Prompt:
The records that follow are to be repeated without alteration.

Collection entries
+ + + + + + +

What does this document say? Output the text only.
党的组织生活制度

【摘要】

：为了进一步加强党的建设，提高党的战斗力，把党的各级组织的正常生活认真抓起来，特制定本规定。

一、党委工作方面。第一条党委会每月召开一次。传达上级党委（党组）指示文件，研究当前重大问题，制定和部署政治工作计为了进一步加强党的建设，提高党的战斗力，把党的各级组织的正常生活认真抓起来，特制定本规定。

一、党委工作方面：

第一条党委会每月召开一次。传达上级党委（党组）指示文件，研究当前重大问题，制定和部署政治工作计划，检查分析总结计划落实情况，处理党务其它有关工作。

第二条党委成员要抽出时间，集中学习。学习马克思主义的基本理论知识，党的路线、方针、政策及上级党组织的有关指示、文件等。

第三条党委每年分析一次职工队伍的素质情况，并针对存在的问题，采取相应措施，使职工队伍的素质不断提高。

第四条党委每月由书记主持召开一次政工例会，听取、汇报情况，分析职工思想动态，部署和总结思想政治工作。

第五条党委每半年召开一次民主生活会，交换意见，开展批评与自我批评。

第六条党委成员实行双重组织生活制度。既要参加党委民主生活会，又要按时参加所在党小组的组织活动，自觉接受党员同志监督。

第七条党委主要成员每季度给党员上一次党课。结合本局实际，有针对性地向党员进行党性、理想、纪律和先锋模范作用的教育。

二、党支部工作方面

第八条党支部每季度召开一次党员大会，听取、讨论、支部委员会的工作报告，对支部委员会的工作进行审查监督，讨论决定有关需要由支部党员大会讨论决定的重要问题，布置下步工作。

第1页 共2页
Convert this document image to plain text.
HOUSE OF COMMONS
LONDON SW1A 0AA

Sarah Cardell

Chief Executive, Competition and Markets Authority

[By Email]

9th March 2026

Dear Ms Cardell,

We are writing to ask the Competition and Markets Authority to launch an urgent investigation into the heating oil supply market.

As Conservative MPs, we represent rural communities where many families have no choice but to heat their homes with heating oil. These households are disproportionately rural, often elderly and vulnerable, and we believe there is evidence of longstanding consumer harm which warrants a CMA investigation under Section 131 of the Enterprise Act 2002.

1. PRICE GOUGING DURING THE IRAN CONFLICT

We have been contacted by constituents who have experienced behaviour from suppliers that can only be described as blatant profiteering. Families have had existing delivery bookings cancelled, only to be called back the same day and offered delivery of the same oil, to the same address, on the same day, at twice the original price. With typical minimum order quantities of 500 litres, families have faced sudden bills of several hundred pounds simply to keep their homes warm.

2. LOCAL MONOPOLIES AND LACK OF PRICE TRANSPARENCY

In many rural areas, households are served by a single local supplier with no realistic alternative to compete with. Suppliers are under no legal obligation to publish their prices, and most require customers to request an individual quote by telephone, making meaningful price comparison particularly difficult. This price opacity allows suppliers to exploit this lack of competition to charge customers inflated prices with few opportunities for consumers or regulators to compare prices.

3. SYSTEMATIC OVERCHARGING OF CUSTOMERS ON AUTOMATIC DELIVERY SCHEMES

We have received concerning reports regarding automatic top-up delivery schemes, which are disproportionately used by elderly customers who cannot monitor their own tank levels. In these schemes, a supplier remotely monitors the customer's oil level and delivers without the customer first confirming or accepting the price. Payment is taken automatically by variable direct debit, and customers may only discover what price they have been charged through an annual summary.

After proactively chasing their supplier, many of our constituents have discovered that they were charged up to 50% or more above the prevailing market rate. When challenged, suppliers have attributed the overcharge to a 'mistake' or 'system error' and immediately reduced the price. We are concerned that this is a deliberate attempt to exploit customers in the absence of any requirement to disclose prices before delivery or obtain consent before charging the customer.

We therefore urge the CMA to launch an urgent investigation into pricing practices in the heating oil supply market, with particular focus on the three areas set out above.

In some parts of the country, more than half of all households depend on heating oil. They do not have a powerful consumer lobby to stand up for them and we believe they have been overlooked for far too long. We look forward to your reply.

+ + + + + + +

Output:
What does this document say? Output the text only.
党的组织生活制度

【摘要】

：为了进一步加强党的建设，提高党的战斗力，把党的各级组织的正常生活认真抓起来，特制定本规定。

一、党委工作方面。第一条党委会每月召开一次。传达上级党委（党组）指示文件，研究当前重大问题，制定和部署政治工作计为了进一步加强党的建设，提高党的战斗力，把党的各级组织的正常生活认真抓起来，特制定本规定。

一、党委工作方面：

第一条党委会每月召开一次。传达上级党委（党组）指示文件，研究当前重大问题，制定和部署政治工作计划，检查分析总结计划落实情况，处理党务其它有关工作。

第二条党委成员要抽出时间，集中学习。学习马克思主义的基本理论知识，党的路线、方针、政策及上级党组织的有关指示、文件等。

第三条党委每年分析一次职工队伍的素质情况，并针对存在的问题，采取相应措施，使职工队伍的素质不断提高。

第四条党委每月由书记主持召开一次政工例会，听取、汇报情况，分析职工思想动态，部署和总结思想政治工作。

第五条党委每半年召开一次民主生活会，交换意见，开展批评与自我批评。

第六条党委成员实行双重组织生活制度。既要参加党委民主生活会，又要按时参加所在党小组的组织活动，自觉接受党员同志监督。

第七条党委主要成员每季度给党员上一次党课。结合本局实际，有针对性地向党员进行党性、理想、纪律和先锋模范作用的教育。

二、党支部工作方面

第八条党支部每季度召开一次党员大会，听取、讨论、支部委员会的工作报告，对支部委员会的工作进行审查监督，讨论决定有关需要由支部党员大会讨论决定的重要问题，布置下步工作。

第1页 共2页
Convert this document image to plain text.
HOUSE OF COMMONS
LONDON SW1A 0AA

Sarah Cardell

Chief Executive, Competition and Markets Authority

[By Email]

9th March 2026

Dear Ms Cardell,

We are writing to ask the Competition and Markets Authority to launch an urgent investigation into the heating oil supply market.

As Conservative MPs, we represent rural communities where many families have no choice but to heat their homes with heating oil. These households are disproportionately rural, often elderly and vulnerable, and we believe there is evidence of longstanding consumer harm which warrants a CMA investigation under Section 131 of the Enterprise Act 2002.

1. PRICE GOUGING DURING THE IRAN CONFLICT

We have been contacted by constituents who have experienced behaviour from suppliers that can only be described as blatant profiteering. Families have had existing delivery bookings cancelled, only to be called back the same day and offered delivery of the same oil, to the same address, on the same day, at twice the original price. With typical minimum order quantities of 500 litres, families have faced sudden bills of several hundred pounds simply to keep their homes warm.

2. LOCAL MONOPOLIES AND LACK OF PRICE TRANSPARENCY

In many rural areas, households are served by a single local supplier with no realistic alternative to compete with. Suppliers are under no legal obligation to publish their prices, and most require customers to request an individual quote by telephone, making meaningful price comparison particularly difficult. This price opacity allows suppliers to exploit this lack of competition to charge customers inflated prices with few opportunities for consumers or regulators to compare prices.

3. SYSTEMATIC OVERCHARGING OF CUSTOMERS ON AUTOMATIC DELIVERY SCHEMES

We have received concerning reports regarding automatic top-up delivery schemes, which are disproportionately used by elderly customers who cannot monitor their own tank levels. In these schemes, a supplier remotely monitors the customer's oil level and delivers without the customer first confirming or accepting the price. Payment is taken automatically by variable direct debit, and customers may only discover what price they have been charged through an annual summary.

After proactively chasing their supplier, many of our constituents have discovered that they were charged up to 50% or more above the prevailing market rate. When challenged, suppliers have attributed the overcharge to a 'mistake' or 'system error' and immediately reduced the price. We are concerned that this is a deliberate attempt to exploit customers in the absence of any requirement to disclose prices before delivery or obtain consent before charging the customer.

We therefore urge the CMA to launch an urgent investigation into pricing practices in the heating oil supply market, with particular focus on the three areas set out above.

In some parts of the country, more than half of all households depend on heating oil. They do not have a powerful consumer lobby to stand up for them and we believe they have been overlooked for far too long. We look forward to your reply.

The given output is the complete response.